* Exercise
All entries are to be quoted exactly; the images stay out of the copy.

Dataset items:
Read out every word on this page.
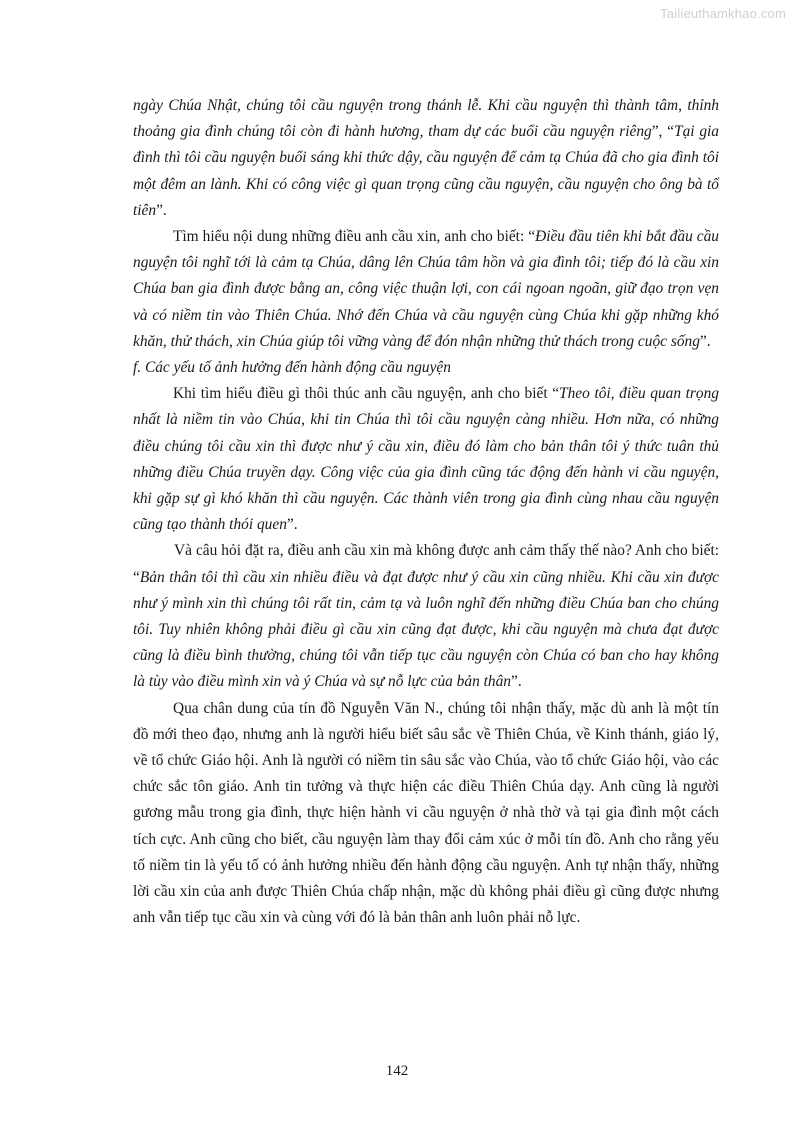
Tailieuthamkhao.com

ngày Chúa Nhật, chúng tôi cầu nguyện trong thánh lễ. Khi cầu nguyện thì thành tâm, thỉnh thoảng gia đình chúng tôi còn đi hành hương, tham dự các buổi cầu nguyện riêng”, “Tại gia đình thì tôi cầu nguyện buổi sáng khi thức dậy, cầu nguyện để cảm tạ Chúa đã cho gia đình tôi một đêm an lành. Khi có công việc gì quan trọng cũng cầu nguyện, cầu nguyện cho ông bà tổ tiên”.

Tìm hiểu nội dung những điều anh cầu xin, anh cho biết: “Điều đầu tiên khi bắt đầu cầu nguyện tôi nghĩ tới là cảm tạ Chúa, dâng lên Chúa tâm hồn và gia đình tôi; tiếp đó là cầu xin Chúa ban gia đình được bằng an, công việc thuận lợi, con cái ngoan ngoãn, giữ đạo trọn vẹn và có niềm tin vào Thiên Chúa. Nhớ đến Chúa và cầu nguyện cùng Chúa khi gặp những khó khăn, thử thách, xin Chúa giúp tôi vững vàng để đón nhận những thử thách trong cuộc sống”.

f. Các yếu tố ảnh hưởng đến hành động cầu nguyện

Khi tìm hiểu điều gì thôi thúc anh cầu nguyện, anh cho biết “Theo tôi, điều quan trọng nhất là niềm tin vào Chúa, khi tin Chúa thì tôi cầu nguyện càng nhiều. Hơn nữa, có những điều chúng tôi cầu xin thì được như ý cầu xin, điều đó làm cho bản thân tôi ý thức tuân thủ những điều Chúa truyền dạy. Công việc của gia đình cũng tác động đến hành vi cầu nguyện, khi gặp sự gì khó khăn thì cầu nguyện. Các thành viên trong gia đình cùng nhau cầu nguyện cũng tạo thành thói quen”.

Và câu hỏi đặt ra, điều anh cầu xin mà không được anh cảm thấy thế nào? Anh cho biết: “Bản thân tôi thì cầu xin nhiều điều và đạt được như ý cầu xin cũng nhiều. Khi cầu xin được như ý mình xin thì chúng tôi rất tin, cảm tạ và luôn nghĩ đến những điều Chúa ban cho chúng tôi. Tuy nhiên không phải điều gì cầu xin cũng đạt được, khi cầu nguyện mà chưa đạt được cũng là điều bình thường, chúng tôi vẫn tiếp tục cầu nguyện còn Chúa có ban cho hay không là tùy vào điều mình xin và ý Chúa và sự nỗ lực của bản thân”.

Qua chân dung của tín đồ Nguyễn Văn N., chúng tôi nhận thấy, mặc dù anh là một tín đồ mới theo đạo, nhưng anh là người hiểu biết sâu sắc về Thiên Chúa, về Kinh thánh, giáo lý, về tổ chức Giáo hội. Anh là người có niềm tin sâu sắc vào Chúa, vào tổ chức Giáo hội, vào các chức sắc tôn giáo. Anh tin tưởng và thực hiện các điều Thiên Chúa dạy. Anh cũng là người gương mẫu trong gia đình, thực hiện hành vi cầu nguyện ở nhà thờ và tại gia đình một cách tích cực. Anh cũng cho biết, cầu nguyện làm thay đổi cảm xúc ở mỗi tín đồ. Anh cho rằng yếu tố niềm tin là yếu tố có ảnh hưởng nhiều đến hành động cầu nguyện. Anh tự nhận thấy, những lời cầu xin của anh được Thiên Chúa chấp nhận, mặc dù không phải điều gì cũng được nhưng anh vẫn tiếp tục cầu xin và cùng với đó là bản thân anh luôn phải nỗ lực.

142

* Full output
Read out every word on this page.
Tailieuthamkhao.com

ngày Chúa Nhật, chúng tôi cầu nguyện trong thánh lễ. Khi cầu nguyện thì thành tâm, thỉnh thoảng gia đình chúng tôi còn đi hành hương, tham dự các buổi cầu nguyện riêng”, “Tại gia đình thì tôi cầu nguyện buổi sáng khi thức dậy, cầu nguyện để cảm tạ Chúa đã cho gia đình tôi một đêm an lành. Khi có công việc gì quan trọng cũng cầu nguyện, cầu nguyện cho ông bà tổ tiên”.

Tìm hiểu nội dung những điều anh cầu xin, anh cho biết: “Điều đầu tiên khi bắt đầu cầu nguyện tôi nghĩ tới là cảm tạ Chúa, dâng lên Chúa tâm hồn và gia đình tôi; tiếp đó là cầu xin Chúa ban gia đình được bằng an, công việc thuận lợi, con cái ngoan ngoãn, giữ đạo trọn vẹn và có niềm tin vào Thiên Chúa. Nhớ đến Chúa và cầu nguyện cùng Chúa khi gặp những khó khăn, thử thách, xin Chúa giúp tôi vững vàng để đón nhận những thử thách trong cuộc sống”.

f. Các yếu tố ảnh hưởng đến hành động cầu nguyện

Khi tìm hiểu điều gì thôi thúc anh cầu nguyện, anh cho biết “Theo tôi, điều quan trọng nhất là niềm tin vào Chúa, khi tin Chúa thì tôi cầu nguyện càng nhiều. Hơn nữa, có những điều chúng tôi cầu xin thì được như ý cầu xin, điều đó làm cho bản thân tôi ý thức tuân thủ những điều Chúa truyền dạy. Công việc của gia đình cũng tác động đến hành vi cầu nguyện, khi gặp sự gì khó khăn thì cầu nguyện. Các thành viên trong gia đình cùng nhau cầu nguyện cũng tạo thành thói quen”.

Và câu hỏi đặt ra, điều anh cầu xin mà không được anh cảm thấy thế nào? Anh cho biết: “Bản thân tôi thì cầu xin nhiều điều và đạt được như ý cầu xin cũng nhiều. Khi cầu xin được như ý mình xin thì chúng tôi rất tin, cảm tạ và luôn nghĩ đến những điều Chúa ban cho chúng tôi. Tuy nhiên không phải điều gì cầu xin cũng đạt được, khi cầu nguyện mà chưa đạt được cũng là điều bình thường, chúng tôi vẫn tiếp tục cầu nguyện còn Chúa có ban cho hay không là tùy vào điều mình xin và ý Chúa và sự nỗ lực của bản thân”.

Qua chân dung của tín đồ Nguyễn Văn N., chúng tôi nhận thấy, mặc dù anh là một tín đồ mới theo đạo, nhưng anh là người hiểu biết sâu sắc về Thiên Chúa, về Kinh thánh, giáo lý, về tổ chức Giáo hội. Anh là người có niềm tin sâu sắc vào Chúa, vào tổ chức Giáo hội, vào các chức sắc tôn giáo. Anh tin tưởng và thực hiện các điều Thiên Chúa dạy. Anh cũng là người gương mẫu trong gia đình, thực hiện hành vi cầu nguyện ở nhà thờ và tại gia đình một cách tích cực. Anh cũng cho biết, cầu nguyện làm thay đổi cảm xúc ở mỗi tín đồ. Anh cho rằng yếu tố niềm tin là yếu tố có ảnh hưởng nhiều đến hành động cầu nguyện. Anh tự nhận thấy, những lời cầu xin của anh được Thiên Chúa chấp nhận, mặc dù không phải điều gì cũng được nhưng anh vẫn tiếp tục cầu xin và cùng với đó là bản thân anh luôn phải nỗ lực.

142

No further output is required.